(Figure contents as structured data)
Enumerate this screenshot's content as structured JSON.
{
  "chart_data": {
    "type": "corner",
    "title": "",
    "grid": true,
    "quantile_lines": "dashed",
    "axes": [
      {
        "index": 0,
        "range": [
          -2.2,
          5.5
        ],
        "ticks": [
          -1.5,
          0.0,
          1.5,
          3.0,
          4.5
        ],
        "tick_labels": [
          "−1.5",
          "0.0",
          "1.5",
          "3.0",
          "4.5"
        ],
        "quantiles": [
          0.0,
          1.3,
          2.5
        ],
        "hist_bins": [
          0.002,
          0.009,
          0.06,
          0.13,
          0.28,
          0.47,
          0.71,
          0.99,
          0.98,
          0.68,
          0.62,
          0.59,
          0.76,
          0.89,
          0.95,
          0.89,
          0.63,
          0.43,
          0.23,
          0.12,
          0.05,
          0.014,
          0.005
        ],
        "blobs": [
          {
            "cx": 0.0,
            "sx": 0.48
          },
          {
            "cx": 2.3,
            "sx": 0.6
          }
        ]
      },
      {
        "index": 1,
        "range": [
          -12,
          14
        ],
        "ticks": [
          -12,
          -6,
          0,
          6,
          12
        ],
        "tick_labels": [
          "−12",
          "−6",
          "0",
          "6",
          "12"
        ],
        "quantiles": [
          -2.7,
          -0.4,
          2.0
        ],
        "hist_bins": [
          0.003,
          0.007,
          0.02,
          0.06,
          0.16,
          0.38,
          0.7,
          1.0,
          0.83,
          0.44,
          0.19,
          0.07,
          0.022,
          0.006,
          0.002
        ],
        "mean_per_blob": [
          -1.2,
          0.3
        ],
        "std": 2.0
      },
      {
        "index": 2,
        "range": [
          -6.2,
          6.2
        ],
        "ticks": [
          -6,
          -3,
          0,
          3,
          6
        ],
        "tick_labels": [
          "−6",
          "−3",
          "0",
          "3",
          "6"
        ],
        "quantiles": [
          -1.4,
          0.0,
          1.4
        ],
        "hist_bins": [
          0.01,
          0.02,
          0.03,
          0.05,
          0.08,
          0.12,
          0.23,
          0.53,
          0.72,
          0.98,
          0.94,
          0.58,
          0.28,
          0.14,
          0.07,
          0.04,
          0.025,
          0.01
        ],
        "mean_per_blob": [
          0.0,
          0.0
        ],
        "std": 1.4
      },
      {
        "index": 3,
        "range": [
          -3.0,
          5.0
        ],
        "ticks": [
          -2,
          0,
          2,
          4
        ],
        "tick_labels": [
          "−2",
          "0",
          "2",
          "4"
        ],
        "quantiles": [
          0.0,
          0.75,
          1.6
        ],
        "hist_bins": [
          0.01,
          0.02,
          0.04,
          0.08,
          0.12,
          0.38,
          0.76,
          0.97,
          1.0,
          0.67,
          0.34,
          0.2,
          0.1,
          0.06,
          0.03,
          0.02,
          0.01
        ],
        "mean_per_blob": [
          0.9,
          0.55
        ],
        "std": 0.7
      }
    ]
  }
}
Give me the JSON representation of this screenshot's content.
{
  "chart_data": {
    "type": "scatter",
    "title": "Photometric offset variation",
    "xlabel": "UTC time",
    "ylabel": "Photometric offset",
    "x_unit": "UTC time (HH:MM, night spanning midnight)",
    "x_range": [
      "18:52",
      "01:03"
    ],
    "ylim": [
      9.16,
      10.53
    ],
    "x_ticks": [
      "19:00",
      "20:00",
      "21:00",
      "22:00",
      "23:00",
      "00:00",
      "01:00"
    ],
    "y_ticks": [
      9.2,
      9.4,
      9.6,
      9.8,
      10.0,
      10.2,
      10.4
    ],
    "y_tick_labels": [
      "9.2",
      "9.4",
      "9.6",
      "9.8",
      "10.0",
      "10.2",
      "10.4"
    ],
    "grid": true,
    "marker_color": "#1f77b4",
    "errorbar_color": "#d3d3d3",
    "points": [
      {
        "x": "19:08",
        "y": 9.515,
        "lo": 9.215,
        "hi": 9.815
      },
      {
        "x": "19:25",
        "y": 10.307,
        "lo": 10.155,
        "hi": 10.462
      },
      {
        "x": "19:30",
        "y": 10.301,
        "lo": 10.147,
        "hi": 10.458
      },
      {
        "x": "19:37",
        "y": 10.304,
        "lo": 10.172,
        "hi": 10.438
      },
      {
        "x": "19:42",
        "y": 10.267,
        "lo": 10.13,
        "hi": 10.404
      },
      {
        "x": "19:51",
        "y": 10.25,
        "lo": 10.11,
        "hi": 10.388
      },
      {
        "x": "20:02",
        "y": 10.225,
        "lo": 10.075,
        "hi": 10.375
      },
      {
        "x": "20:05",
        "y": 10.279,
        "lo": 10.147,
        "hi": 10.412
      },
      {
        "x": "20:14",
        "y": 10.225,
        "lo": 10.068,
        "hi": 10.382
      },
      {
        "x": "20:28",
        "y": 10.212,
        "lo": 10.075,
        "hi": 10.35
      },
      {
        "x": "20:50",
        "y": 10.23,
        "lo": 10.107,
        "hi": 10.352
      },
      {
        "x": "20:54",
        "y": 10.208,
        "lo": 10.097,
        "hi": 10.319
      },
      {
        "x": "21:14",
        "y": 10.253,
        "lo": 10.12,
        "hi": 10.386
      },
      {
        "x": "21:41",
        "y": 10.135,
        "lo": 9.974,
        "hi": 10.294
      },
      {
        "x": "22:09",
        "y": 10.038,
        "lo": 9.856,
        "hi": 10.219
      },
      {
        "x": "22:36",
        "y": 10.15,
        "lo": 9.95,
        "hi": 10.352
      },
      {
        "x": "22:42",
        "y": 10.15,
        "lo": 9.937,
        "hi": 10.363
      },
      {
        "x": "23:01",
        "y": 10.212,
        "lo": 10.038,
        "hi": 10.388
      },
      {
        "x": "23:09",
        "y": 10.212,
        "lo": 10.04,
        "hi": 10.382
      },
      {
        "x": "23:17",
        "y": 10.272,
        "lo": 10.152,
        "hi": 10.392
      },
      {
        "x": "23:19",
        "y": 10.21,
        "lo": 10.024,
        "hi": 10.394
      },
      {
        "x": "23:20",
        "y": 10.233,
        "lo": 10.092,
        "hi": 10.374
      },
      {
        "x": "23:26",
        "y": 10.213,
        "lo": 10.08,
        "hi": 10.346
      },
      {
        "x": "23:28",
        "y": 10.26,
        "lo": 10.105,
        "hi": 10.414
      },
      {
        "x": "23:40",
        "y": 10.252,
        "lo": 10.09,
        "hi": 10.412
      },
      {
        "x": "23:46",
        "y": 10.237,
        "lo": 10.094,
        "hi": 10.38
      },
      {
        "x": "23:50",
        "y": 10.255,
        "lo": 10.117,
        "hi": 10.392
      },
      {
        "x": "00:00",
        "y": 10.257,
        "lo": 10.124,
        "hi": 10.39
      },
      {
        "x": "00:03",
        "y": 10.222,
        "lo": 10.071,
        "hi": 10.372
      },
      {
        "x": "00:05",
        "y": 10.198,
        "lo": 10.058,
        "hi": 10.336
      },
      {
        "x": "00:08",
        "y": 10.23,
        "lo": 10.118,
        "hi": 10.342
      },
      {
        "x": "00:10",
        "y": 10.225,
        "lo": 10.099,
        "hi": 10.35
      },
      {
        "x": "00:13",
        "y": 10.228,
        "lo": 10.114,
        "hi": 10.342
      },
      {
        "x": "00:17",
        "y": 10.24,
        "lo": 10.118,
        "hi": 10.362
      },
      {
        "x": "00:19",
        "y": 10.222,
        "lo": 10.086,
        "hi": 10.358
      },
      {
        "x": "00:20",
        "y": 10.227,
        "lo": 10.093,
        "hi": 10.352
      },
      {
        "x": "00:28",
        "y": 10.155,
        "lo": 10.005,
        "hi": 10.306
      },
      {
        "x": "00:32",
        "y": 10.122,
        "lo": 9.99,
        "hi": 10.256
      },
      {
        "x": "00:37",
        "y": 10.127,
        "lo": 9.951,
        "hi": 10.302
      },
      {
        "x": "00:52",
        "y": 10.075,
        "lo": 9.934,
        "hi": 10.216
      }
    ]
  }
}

== EXERCISE REQUIREMENTS ==
Copy out every line of the material above that mentions the word "screenshot".

== FINAL RESULT ==
Enumerate this screenshot's content as structured JSON.
Give me the JSON representation of this screenshot's content.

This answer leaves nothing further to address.